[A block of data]
- - - - -
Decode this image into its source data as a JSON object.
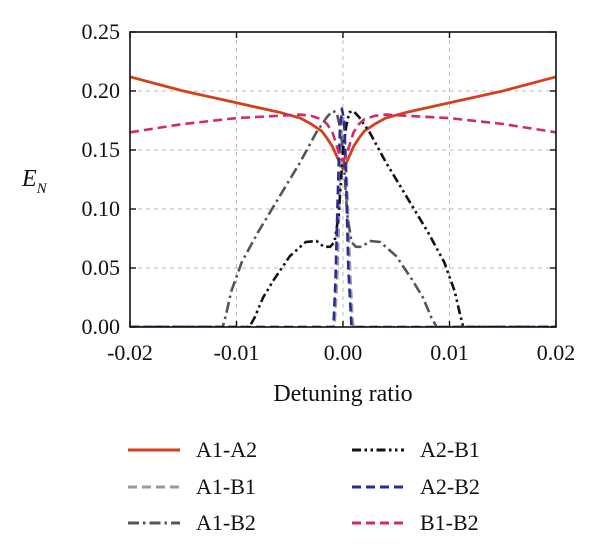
{
  "chart_data": {
    "type": "line",
    "xlabel": "Detuning ratio",
    "ylabel": "E",
    "ylabel_sub": "N",
    "xlim": [
      -0.02,
      0.02
    ],
    "ylim": [
      0,
      0.25
    ],
    "x_ticks": [
      -0.02,
      -0.01,
      0.0,
      0.01,
      0.02
    ],
    "x_tick_labels": [
      "-0.02",
      "-0.01",
      "0.00",
      "0.01",
      "0.02"
    ],
    "y_ticks": [
      0.0,
      0.05,
      0.1,
      0.15,
      0.2,
      0.25
    ],
    "y_tick_labels": [
      "0.00",
      "0.05",
      "0.10",
      "0.15",
      "0.20",
      "0.25"
    ],
    "grid": true,
    "legend_position": "bottom",
    "series": [
      {
        "name": "A1-A2",
        "color": "#d2401e",
        "dash": "solid",
        "x": [
          -0.02,
          -0.015,
          -0.01,
          -0.006,
          -0.004,
          -0.003,
          -0.002,
          -0.0015,
          -0.001,
          -0.0007,
          -0.0004,
          -0.0002,
          0.0,
          0.0002,
          0.0004,
          0.0007,
          0.001,
          0.0015,
          0.002,
          0.003,
          0.004,
          0.006,
          0.01,
          0.015,
          0.02
        ],
        "y": [
          0.212,
          0.2,
          0.19,
          0.182,
          0.177,
          0.172,
          0.166,
          0.16,
          0.153,
          0.147,
          0.141,
          0.137,
          0.134,
          0.137,
          0.141,
          0.147,
          0.153,
          0.16,
          0.166,
          0.172,
          0.177,
          0.182,
          0.19,
          0.2,
          0.212
        ]
      },
      {
        "name": "A1-B1",
        "color": "#999999",
        "dash": "dashed",
        "x": [
          -0.02,
          -0.0008,
          -0.0005,
          -0.0003,
          -0.0001,
          0.0001,
          0.0003,
          0.0005,
          0.0007,
          0.0009,
          0.001,
          0.02
        ],
        "y": [
          0.0,
          0.0,
          0.05,
          0.12,
          0.175,
          0.178,
          0.14,
          0.09,
          0.04,
          0.005,
          0.0,
          0.0
        ]
      },
      {
        "name": "A1-B2",
        "color": "#555555",
        "dash": "dashdot",
        "x": [
          -0.02,
          -0.0113,
          -0.011,
          -0.0105,
          -0.0095,
          -0.008,
          -0.006,
          -0.004,
          -0.0025,
          -0.0015,
          -0.001,
          -0.0006,
          -0.0003,
          0.0,
          0.0004,
          0.0008,
          0.0012,
          0.0018,
          0.0025,
          0.0035,
          0.005,
          0.0065,
          0.0075,
          0.0083,
          0.0088,
          0.02
        ],
        "y": [
          0.0,
          0.0,
          0.01,
          0.03,
          0.055,
          0.08,
          0.11,
          0.14,
          0.165,
          0.178,
          0.183,
          0.182,
          0.17,
          0.15,
          0.095,
          0.072,
          0.068,
          0.068,
          0.073,
          0.072,
          0.06,
          0.04,
          0.025,
          0.008,
          0.0,
          0.0
        ]
      },
      {
        "name": "A2-B1",
        "color": "#111111",
        "dash": "dashdotdot",
        "x": [
          -0.02,
          -0.0088,
          -0.0083,
          -0.0075,
          -0.0065,
          -0.005,
          -0.0035,
          -0.0025,
          -0.0018,
          -0.0012,
          -0.0008,
          -0.0004,
          0.0,
          0.0003,
          0.0006,
          0.001,
          0.0015,
          0.0025,
          0.004,
          0.006,
          0.008,
          0.0095,
          0.0105,
          0.011,
          0.0113,
          0.02
        ],
        "y": [
          0.0,
          0.0,
          0.008,
          0.025,
          0.04,
          0.06,
          0.072,
          0.073,
          0.068,
          0.068,
          0.072,
          0.095,
          0.15,
          0.17,
          0.182,
          0.183,
          0.178,
          0.165,
          0.14,
          0.11,
          0.08,
          0.055,
          0.03,
          0.01,
          0.0,
          0.0
        ]
      },
      {
        "name": "A2-B2",
        "color": "#2a2aa0",
        "dash": "dashed",
        "x": [
          -0.02,
          -0.0009,
          -0.0007,
          -0.0005,
          -0.0003,
          -0.0001,
          0.0001,
          0.0003,
          0.0005,
          0.0008,
          0.02
        ],
        "y": [
          0.0,
          0.0,
          0.04,
          0.11,
          0.165,
          0.185,
          0.175,
          0.12,
          0.05,
          0.0,
          0.0
        ]
      },
      {
        "name": "B1-B2",
        "color": "#d02a6e",
        "dash": "dashed",
        "x": [
          -0.02,
          -0.015,
          -0.01,
          -0.006,
          -0.004,
          -0.003,
          -0.002,
          -0.0015,
          -0.001,
          -0.0007,
          -0.0004,
          -0.0002,
          0.0,
          0.0002,
          0.0004,
          0.0007,
          0.001,
          0.0015,
          0.002,
          0.003,
          0.004,
          0.006,
          0.01,
          0.015,
          0.02
        ],
        "y": [
          0.165,
          0.172,
          0.177,
          0.179,
          0.18,
          0.179,
          0.176,
          0.172,
          0.165,
          0.157,
          0.148,
          0.143,
          0.141,
          0.143,
          0.148,
          0.157,
          0.165,
          0.172,
          0.176,
          0.179,
          0.18,
          0.179,
          0.177,
          0.172,
          0.165
        ]
      }
    ]
  }
}
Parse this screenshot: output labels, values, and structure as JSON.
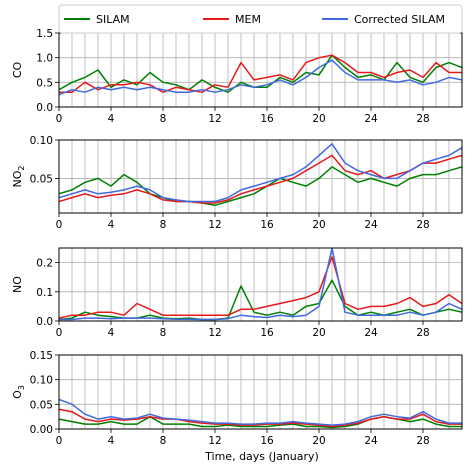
{
  "figure": {
    "xlabel": "Time, days (January)"
  },
  "legend": {
    "placement": "top",
    "entries": [
      "SILAM",
      "MEM",
      "Corrected SILAM"
    ]
  },
  "chart_data": [
    {
      "type": "line",
      "ylabel": "CO",
      "xlim": [
        0,
        31
      ],
      "ylim": [
        0,
        1.5
      ],
      "xticks": [
        "0",
        "4",
        "8",
        "12",
        "16",
        "20",
        "24",
        "28"
      ],
      "yticks": [
        "0.0",
        "0.5",
        "1.0",
        "1.5"
      ],
      "grid": true,
      "x": [
        0,
        1,
        2,
        3,
        4,
        5,
        6,
        7,
        8,
        9,
        10,
        11,
        12,
        13,
        14,
        15,
        16,
        17,
        18,
        19,
        20,
        21,
        22,
        23,
        24,
        25,
        26,
        27,
        28,
        29,
        30,
        31
      ],
      "series": [
        {
          "name": "SILAM",
          "color": "#008000",
          "values": [
            0.35,
            0.5,
            0.6,
            0.75,
            0.4,
            0.55,
            0.45,
            0.7,
            0.5,
            0.45,
            0.35,
            0.55,
            0.4,
            0.3,
            0.5,
            0.4,
            0.4,
            0.6,
            0.5,
            0.7,
            0.65,
            1.05,
            0.8,
            0.6,
            0.65,
            0.55,
            0.9,
            0.6,
            0.5,
            0.8,
            0.9,
            0.8
          ]
        },
        {
          "name": "MEM",
          "color": "#e41a1c",
          "values": [
            0.3,
            0.3,
            0.5,
            0.35,
            0.45,
            0.45,
            0.5,
            0.45,
            0.3,
            0.4,
            0.35,
            0.3,
            0.45,
            0.4,
            0.9,
            0.55,
            0.6,
            0.65,
            0.55,
            0.9,
            1.0,
            1.05,
            0.9,
            0.7,
            0.7,
            0.6,
            0.7,
            0.75,
            0.6,
            0.9,
            0.7,
            0.7
          ]
        },
        {
          "name": "Corrected SILAM",
          "color": "#4169e1",
          "values": [
            0.25,
            0.35,
            0.3,
            0.4,
            0.35,
            0.4,
            0.35,
            0.4,
            0.35,
            0.3,
            0.3,
            0.35,
            0.3,
            0.35,
            0.45,
            0.4,
            0.45,
            0.55,
            0.45,
            0.6,
            0.8,
            0.95,
            0.7,
            0.55,
            0.55,
            0.55,
            0.5,
            0.55,
            0.45,
            0.5,
            0.6,
            0.55
          ]
        }
      ]
    },
    {
      "type": "line",
      "ylabel": "NO2",
      "ylabel_main": "NO",
      "ylabel_sub": "2",
      "xlim": [
        0,
        31
      ],
      "ylim": [
        0.005,
        0.1
      ],
      "xticks": [
        "0",
        "4",
        "8",
        "12",
        "16",
        "20",
        "24",
        "28"
      ],
      "yticks": [
        "0.05",
        "0.10"
      ],
      "ytick_values": [
        0.05,
        0.1
      ],
      "grid": true,
      "x": [
        0,
        1,
        2,
        3,
        4,
        5,
        6,
        7,
        8,
        9,
        10,
        11,
        12,
        13,
        14,
        15,
        16,
        17,
        18,
        19,
        20,
        21,
        22,
        23,
        24,
        25,
        26,
        27,
        28,
        29,
        30,
        31
      ],
      "series": [
        {
          "name": "SILAM",
          "color": "#008000",
          "values": [
            0.03,
            0.035,
            0.045,
            0.05,
            0.04,
            0.055,
            0.045,
            0.03,
            0.025,
            0.02,
            0.02,
            0.018,
            0.015,
            0.02,
            0.025,
            0.03,
            0.04,
            0.05,
            0.045,
            0.04,
            0.05,
            0.065,
            0.055,
            0.045,
            0.05,
            0.045,
            0.04,
            0.05,
            0.055,
            0.055,
            0.06,
            0.065
          ]
        },
        {
          "name": "MEM",
          "color": "#e41a1c",
          "values": [
            0.02,
            0.025,
            0.03,
            0.025,
            0.028,
            0.03,
            0.035,
            0.03,
            0.022,
            0.02,
            0.02,
            0.018,
            0.018,
            0.022,
            0.03,
            0.035,
            0.04,
            0.045,
            0.05,
            0.06,
            0.07,
            0.08,
            0.06,
            0.055,
            0.06,
            0.05,
            0.055,
            0.06,
            0.07,
            0.07,
            0.075,
            0.08
          ]
        },
        {
          "name": "Corrected SILAM",
          "color": "#4169e1",
          "values": [
            0.025,
            0.03,
            0.035,
            0.03,
            0.032,
            0.035,
            0.04,
            0.035,
            0.025,
            0.022,
            0.02,
            0.02,
            0.02,
            0.025,
            0.035,
            0.04,
            0.045,
            0.05,
            0.055,
            0.065,
            0.08,
            0.095,
            0.07,
            0.06,
            0.055,
            0.05,
            0.05,
            0.06,
            0.07,
            0.075,
            0.08,
            0.09
          ]
        }
      ]
    },
    {
      "type": "line",
      "ylabel": "NO",
      "xlim": [
        0,
        31
      ],
      "ylim": [
        0,
        0.25
      ],
      "xticks": [
        "0",
        "4",
        "8",
        "12",
        "16",
        "20",
        "24",
        "28"
      ],
      "yticks": [
        "0.0",
        "0.1",
        "0.2"
      ],
      "ytick_values": [
        0,
        0.1,
        0.2
      ],
      "grid": true,
      "x": [
        0,
        1,
        2,
        3,
        4,
        5,
        6,
        7,
        8,
        9,
        10,
        11,
        12,
        13,
        14,
        15,
        16,
        17,
        18,
        19,
        20,
        21,
        22,
        23,
        24,
        25,
        26,
        27,
        28,
        29,
        30,
        31
      ],
      "series": [
        {
          "name": "SILAM",
          "color": "#008000",
          "values": [
            0.005,
            0.01,
            0.03,
            0.02,
            0.015,
            0.01,
            0.01,
            0.02,
            0.01,
            0.008,
            0.01,
            0.005,
            0.005,
            0.01,
            0.12,
            0.03,
            0.02,
            0.03,
            0.02,
            0.05,
            0.06,
            0.14,
            0.05,
            0.02,
            0.03,
            0.02,
            0.03,
            0.04,
            0.02,
            0.03,
            0.04,
            0.03
          ]
        },
        {
          "name": "MEM",
          "color": "#e41a1c",
          "values": [
            0.01,
            0.02,
            0.02,
            0.03,
            0.03,
            0.02,
            0.06,
            0.04,
            0.02,
            0.02,
            0.02,
            0.02,
            0.02,
            0.02,
            0.04,
            0.04,
            0.05,
            0.06,
            0.07,
            0.08,
            0.1,
            0.22,
            0.06,
            0.04,
            0.05,
            0.05,
            0.06,
            0.08,
            0.05,
            0.06,
            0.09,
            0.06
          ]
        },
        {
          "name": "Corrected SILAM",
          "color": "#4169e1",
          "values": [
            0.005,
            0.005,
            0.01,
            0.01,
            0.008,
            0.01,
            0.01,
            0.01,
            0.008,
            0.006,
            0.006,
            0.005,
            0.005,
            0.008,
            0.02,
            0.015,
            0.012,
            0.02,
            0.015,
            0.02,
            0.05,
            0.25,
            0.03,
            0.02,
            0.02,
            0.02,
            0.02,
            0.03,
            0.02,
            0.03,
            0.06,
            0.04
          ]
        }
      ]
    },
    {
      "type": "line",
      "ylabel": "O3",
      "ylabel_main": "O",
      "ylabel_sub": "3",
      "xlim": [
        0,
        31
      ],
      "ylim": [
        0,
        0.15
      ],
      "xticks": [
        "0",
        "4",
        "8",
        "12",
        "16",
        "20",
        "24",
        "28"
      ],
      "yticks": [
        "0.00",
        "0.05",
        "0.10",
        "0.15"
      ],
      "ytick_values": [
        0,
        0.05,
        0.1,
        0.15
      ],
      "grid": true,
      "x": [
        0,
        1,
        2,
        3,
        4,
        5,
        6,
        7,
        8,
        9,
        10,
        11,
        12,
        13,
        14,
        15,
        16,
        17,
        18,
        19,
        20,
        21,
        22,
        23,
        24,
        25,
        26,
        27,
        28,
        29,
        30,
        31
      ],
      "series": [
        {
          "name": "SILAM",
          "color": "#008000",
          "values": [
            0.02,
            0.015,
            0.01,
            0.01,
            0.015,
            0.01,
            0.01,
            0.025,
            0.01,
            0.01,
            0.01,
            0.005,
            0.005,
            0.008,
            0.005,
            0.005,
            0.005,
            0.008,
            0.01,
            0.005,
            0.005,
            0.003,
            0.005,
            0.01,
            0.02,
            0.025,
            0.02,
            0.015,
            0.02,
            0.01,
            0.005,
            0.005
          ]
        },
        {
          "name": "MEM",
          "color": "#e41a1c",
          "values": [
            0.04,
            0.035,
            0.02,
            0.015,
            0.02,
            0.018,
            0.02,
            0.025,
            0.02,
            0.02,
            0.015,
            0.012,
            0.01,
            0.01,
            0.008,
            0.008,
            0.01,
            0.01,
            0.012,
            0.01,
            0.008,
            0.005,
            0.008,
            0.012,
            0.02,
            0.025,
            0.02,
            0.02,
            0.03,
            0.015,
            0.01,
            0.01
          ]
        },
        {
          "name": "Corrected SILAM",
          "color": "#4169e1",
          "values": [
            0.06,
            0.05,
            0.03,
            0.02,
            0.025,
            0.02,
            0.022,
            0.03,
            0.022,
            0.02,
            0.018,
            0.015,
            0.012,
            0.012,
            0.01,
            0.01,
            0.012,
            0.012,
            0.015,
            0.012,
            0.01,
            0.008,
            0.01,
            0.015,
            0.025,
            0.03,
            0.025,
            0.022,
            0.035,
            0.02,
            0.012,
            0.012
          ]
        }
      ]
    }
  ]
}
- - - - -
In the material above, find each line that contains the word "xlabel", and select it.

    "xlabel": "Detuning ratio",
    "xlabel": "Time, days (January)"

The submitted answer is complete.